* **Source information**:
──────────

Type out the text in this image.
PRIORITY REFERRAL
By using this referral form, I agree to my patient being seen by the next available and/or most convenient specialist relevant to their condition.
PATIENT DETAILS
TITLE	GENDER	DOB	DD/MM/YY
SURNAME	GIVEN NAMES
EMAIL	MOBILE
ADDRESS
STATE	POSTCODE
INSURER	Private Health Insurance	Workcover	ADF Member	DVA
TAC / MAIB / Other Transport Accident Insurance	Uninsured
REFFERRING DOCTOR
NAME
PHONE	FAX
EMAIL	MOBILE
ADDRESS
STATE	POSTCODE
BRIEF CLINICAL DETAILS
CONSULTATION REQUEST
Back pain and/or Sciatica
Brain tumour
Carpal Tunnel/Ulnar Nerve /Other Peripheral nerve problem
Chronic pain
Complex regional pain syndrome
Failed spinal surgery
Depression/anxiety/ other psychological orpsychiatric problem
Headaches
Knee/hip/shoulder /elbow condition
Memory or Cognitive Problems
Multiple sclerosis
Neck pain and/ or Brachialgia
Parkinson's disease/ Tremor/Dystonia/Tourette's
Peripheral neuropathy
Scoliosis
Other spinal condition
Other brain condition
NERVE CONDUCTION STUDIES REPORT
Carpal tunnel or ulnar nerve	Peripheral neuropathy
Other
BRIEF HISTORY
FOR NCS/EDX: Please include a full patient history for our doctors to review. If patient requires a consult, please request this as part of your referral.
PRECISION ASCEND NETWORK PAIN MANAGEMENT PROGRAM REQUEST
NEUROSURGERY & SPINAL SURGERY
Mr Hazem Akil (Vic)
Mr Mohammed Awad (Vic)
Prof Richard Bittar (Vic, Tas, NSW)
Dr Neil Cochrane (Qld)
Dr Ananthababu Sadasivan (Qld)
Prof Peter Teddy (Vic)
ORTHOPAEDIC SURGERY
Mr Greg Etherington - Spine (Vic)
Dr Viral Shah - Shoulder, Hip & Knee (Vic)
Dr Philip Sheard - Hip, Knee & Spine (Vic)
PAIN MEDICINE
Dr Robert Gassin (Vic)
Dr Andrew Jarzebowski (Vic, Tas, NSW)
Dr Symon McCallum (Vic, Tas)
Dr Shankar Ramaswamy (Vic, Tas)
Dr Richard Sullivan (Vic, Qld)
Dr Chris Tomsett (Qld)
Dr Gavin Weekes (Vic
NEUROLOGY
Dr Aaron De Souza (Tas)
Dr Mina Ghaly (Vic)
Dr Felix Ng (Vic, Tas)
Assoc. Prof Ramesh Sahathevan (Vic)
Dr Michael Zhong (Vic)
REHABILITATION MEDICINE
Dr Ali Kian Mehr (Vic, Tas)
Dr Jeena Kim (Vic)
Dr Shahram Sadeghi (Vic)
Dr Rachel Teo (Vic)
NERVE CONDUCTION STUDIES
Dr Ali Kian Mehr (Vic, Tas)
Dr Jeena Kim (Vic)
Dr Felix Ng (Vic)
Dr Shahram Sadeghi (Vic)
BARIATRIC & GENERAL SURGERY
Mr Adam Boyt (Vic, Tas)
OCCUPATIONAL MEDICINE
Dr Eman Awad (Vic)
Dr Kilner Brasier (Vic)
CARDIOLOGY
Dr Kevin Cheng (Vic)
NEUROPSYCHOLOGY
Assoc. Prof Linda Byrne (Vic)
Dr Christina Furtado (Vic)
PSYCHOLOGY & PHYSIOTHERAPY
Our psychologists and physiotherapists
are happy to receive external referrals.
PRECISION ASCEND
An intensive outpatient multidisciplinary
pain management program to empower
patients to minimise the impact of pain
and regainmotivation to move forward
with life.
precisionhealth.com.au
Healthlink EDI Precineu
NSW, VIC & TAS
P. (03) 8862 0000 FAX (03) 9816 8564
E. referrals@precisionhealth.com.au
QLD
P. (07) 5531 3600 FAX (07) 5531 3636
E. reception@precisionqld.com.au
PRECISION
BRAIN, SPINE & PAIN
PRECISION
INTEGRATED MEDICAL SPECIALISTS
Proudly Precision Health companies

──────────

* **Exercise objective**:
Give the count of lines in the data shown above that contain "Awad", and nothing else.

* **Solution**:
2